Material provided:
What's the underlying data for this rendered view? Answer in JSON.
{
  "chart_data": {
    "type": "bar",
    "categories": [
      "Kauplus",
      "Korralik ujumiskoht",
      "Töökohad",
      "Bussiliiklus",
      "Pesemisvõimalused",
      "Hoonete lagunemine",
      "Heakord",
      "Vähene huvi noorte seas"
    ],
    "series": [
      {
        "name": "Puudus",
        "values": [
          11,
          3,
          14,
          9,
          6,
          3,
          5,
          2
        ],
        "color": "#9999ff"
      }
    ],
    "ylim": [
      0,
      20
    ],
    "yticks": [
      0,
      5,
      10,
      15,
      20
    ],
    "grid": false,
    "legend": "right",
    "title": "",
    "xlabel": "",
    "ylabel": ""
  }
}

Exercise: Your task is to give the records above again, exactly.

Answer below:
What's the underlying data for this rendered view? Answer in JSON.
{
  "chart_data": {
    "type": "bar",
    "categories": [
      "Kauplus",
      "Korralik ujumiskoht",
      "Töökohad",
      "Bussiliiklus",
      "Pesemisvõimalused",
      "Hoonete lagunemine",
      "Heakord",
      "Vähene huvi noorte seas"
    ],
    "series": [
      {
        "name": "Puudus",
        "values": [
          11,
          3,
          14,
          9,
          6,
          3,
          5,
          2
        ],
        "color": "#9999ff"
      }
    ],
    "ylim": [
      0,
      20
    ],
    "yticks": [
      0,
      5,
      10,
      15,
      20
    ],
    "grid": false,
    "legend": "right",
    "title": "",
    "xlabel": "",
    "ylabel": ""
  }
}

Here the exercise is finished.